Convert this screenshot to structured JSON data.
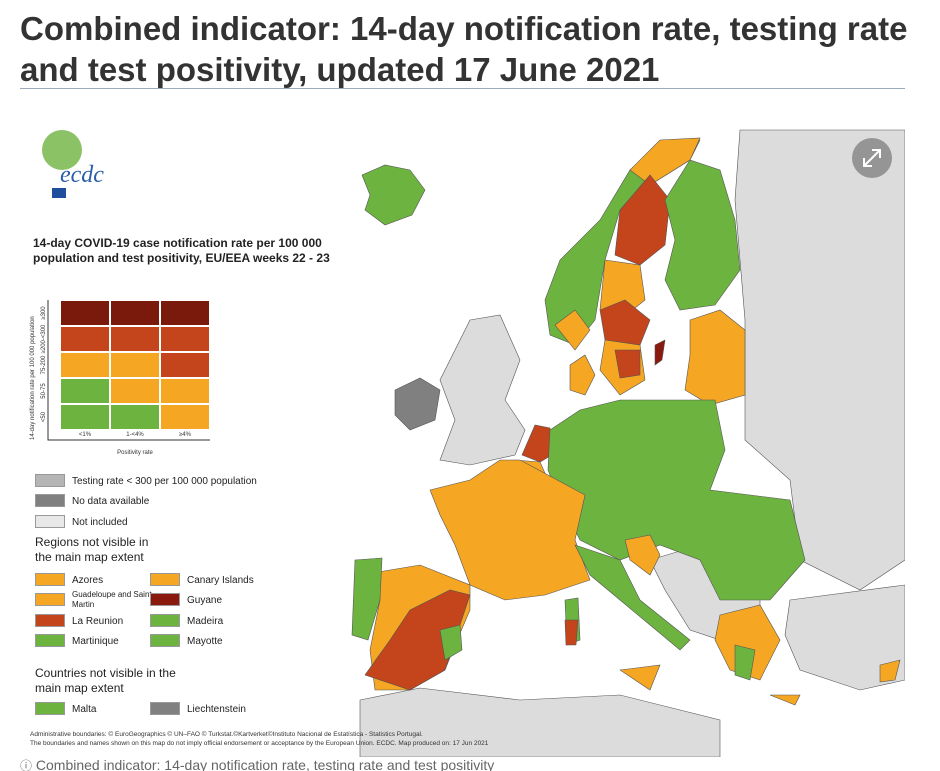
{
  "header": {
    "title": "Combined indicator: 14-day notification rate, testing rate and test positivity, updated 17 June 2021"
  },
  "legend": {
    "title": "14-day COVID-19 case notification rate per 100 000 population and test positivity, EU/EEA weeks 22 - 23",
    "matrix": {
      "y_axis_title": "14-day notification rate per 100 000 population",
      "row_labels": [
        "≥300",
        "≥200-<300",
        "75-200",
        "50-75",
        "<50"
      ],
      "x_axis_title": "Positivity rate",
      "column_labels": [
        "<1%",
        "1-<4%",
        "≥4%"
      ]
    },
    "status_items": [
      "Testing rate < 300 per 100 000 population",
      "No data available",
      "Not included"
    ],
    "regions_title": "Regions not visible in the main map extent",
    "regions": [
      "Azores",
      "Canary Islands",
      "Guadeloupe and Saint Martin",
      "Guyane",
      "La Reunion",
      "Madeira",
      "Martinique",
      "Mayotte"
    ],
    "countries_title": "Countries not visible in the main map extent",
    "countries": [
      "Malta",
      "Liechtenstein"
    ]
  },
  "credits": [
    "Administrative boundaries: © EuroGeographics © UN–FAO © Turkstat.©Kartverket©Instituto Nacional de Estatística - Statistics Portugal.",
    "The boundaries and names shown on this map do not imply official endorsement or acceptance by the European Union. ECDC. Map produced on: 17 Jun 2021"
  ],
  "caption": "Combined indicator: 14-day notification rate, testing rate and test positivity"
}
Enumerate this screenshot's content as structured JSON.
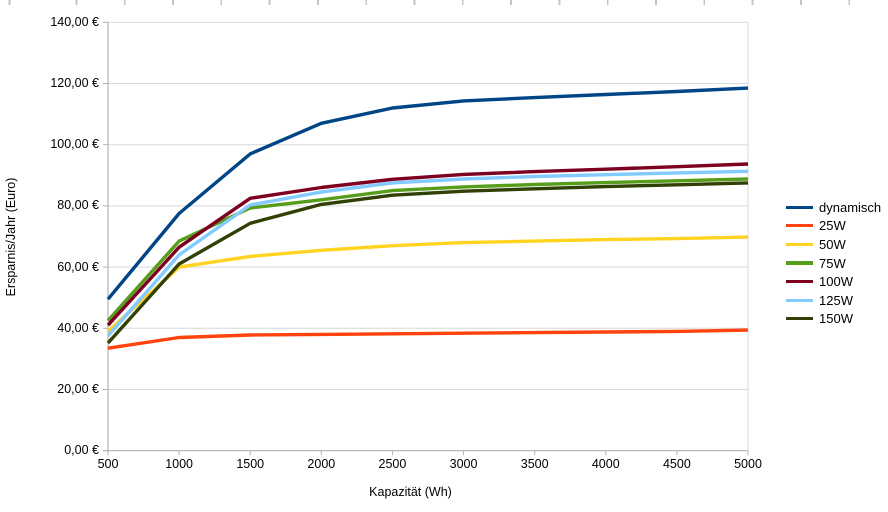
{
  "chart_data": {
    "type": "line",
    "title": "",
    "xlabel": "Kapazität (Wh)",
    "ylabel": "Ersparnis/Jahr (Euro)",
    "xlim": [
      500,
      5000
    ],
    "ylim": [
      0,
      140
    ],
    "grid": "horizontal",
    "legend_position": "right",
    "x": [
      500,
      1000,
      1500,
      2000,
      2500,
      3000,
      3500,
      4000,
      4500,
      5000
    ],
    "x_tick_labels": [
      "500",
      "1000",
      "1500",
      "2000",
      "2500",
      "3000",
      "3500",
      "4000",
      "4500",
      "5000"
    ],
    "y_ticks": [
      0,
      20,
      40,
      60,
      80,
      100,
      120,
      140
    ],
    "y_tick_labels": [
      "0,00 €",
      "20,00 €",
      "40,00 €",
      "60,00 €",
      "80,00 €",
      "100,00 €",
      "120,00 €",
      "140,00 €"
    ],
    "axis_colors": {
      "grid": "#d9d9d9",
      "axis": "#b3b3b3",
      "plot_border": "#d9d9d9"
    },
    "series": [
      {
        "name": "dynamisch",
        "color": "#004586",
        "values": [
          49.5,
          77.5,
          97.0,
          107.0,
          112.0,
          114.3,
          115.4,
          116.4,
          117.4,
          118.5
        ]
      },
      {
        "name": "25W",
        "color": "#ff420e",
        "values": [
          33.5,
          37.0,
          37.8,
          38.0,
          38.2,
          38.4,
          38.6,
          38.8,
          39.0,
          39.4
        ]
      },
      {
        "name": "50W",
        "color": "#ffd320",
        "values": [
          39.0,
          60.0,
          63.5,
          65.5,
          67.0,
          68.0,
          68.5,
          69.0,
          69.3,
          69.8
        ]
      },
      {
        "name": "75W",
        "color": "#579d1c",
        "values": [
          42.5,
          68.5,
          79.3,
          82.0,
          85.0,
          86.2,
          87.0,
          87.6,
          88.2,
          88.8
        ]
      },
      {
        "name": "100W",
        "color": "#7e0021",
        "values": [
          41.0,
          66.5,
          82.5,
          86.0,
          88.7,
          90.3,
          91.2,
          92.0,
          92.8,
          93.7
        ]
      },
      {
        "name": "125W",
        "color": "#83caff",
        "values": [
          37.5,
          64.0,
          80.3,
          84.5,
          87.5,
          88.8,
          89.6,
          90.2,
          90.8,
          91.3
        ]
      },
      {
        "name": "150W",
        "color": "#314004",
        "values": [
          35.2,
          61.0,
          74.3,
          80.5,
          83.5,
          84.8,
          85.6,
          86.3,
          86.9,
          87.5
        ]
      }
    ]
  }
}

# # # #

EXERCISE INSTRUCTIONS: Identify how many lines in the entries above include the string "population", then state that number alone.

THE REPLY: 3